:: STATED TASK ::
Extract and list every line that contains the word "ylabel".

:: Figure content listings ::
--- begin ---
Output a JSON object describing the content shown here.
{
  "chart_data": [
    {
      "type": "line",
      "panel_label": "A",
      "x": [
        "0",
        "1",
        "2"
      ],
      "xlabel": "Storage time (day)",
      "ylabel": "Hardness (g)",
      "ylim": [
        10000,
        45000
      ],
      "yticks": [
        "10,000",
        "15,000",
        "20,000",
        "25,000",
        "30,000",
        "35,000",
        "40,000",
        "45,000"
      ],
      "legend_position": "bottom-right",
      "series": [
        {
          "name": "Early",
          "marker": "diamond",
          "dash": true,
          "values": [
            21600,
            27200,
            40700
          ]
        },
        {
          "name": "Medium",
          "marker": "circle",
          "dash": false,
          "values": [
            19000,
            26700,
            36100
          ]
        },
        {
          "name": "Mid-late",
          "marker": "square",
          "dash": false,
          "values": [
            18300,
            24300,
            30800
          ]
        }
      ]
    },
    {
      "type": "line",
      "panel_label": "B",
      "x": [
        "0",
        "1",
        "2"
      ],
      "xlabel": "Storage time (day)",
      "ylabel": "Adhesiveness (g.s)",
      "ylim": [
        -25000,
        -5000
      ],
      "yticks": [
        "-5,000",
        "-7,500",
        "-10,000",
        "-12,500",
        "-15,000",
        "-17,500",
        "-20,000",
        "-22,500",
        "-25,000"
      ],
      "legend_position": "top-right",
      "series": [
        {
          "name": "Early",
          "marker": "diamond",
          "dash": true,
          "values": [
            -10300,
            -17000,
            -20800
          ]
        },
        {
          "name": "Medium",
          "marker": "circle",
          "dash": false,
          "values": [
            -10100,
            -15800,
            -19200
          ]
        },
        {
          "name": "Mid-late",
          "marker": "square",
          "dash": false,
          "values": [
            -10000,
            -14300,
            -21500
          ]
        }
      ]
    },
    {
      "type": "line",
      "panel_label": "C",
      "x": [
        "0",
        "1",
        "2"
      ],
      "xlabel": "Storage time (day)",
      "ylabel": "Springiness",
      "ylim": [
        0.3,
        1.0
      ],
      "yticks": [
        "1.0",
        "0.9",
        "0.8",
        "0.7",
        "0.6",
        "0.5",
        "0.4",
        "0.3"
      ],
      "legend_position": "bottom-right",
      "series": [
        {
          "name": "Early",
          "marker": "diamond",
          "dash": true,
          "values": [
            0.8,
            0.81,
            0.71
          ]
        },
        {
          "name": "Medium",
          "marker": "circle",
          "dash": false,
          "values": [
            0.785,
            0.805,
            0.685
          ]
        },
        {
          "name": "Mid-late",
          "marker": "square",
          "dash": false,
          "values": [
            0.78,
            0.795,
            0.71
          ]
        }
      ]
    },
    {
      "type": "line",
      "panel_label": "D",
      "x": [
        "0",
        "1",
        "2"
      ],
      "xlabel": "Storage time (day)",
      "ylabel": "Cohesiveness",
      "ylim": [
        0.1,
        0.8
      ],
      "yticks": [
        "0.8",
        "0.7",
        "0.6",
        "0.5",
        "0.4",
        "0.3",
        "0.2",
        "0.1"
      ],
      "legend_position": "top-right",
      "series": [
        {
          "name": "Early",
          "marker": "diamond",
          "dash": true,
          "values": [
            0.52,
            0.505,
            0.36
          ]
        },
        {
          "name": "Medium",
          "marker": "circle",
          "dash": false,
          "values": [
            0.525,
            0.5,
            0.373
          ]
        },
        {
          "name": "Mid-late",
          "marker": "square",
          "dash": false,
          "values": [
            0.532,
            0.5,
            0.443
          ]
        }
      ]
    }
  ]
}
--- end ---
--- begin ---
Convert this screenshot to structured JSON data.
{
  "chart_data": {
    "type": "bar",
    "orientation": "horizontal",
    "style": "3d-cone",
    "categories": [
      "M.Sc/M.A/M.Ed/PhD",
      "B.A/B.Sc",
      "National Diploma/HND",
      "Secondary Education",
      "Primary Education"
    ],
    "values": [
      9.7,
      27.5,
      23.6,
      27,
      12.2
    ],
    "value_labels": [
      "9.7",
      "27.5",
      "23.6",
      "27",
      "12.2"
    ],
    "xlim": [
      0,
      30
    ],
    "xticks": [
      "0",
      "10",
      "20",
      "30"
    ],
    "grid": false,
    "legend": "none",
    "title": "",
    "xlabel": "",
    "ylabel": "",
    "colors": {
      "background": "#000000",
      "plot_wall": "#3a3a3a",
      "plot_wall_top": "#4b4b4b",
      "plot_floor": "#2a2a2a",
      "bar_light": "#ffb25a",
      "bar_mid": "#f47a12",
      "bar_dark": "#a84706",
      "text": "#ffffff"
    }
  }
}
--- end ---
:: WRITTEN RESPONSE ::
      "ylabel": "Hardness (g)",
      "ylabel": "Adhesiveness (g.s)",
      "ylabel": "Springiness",
      "ylabel": "Cohesiveness",
    "ylabel": "",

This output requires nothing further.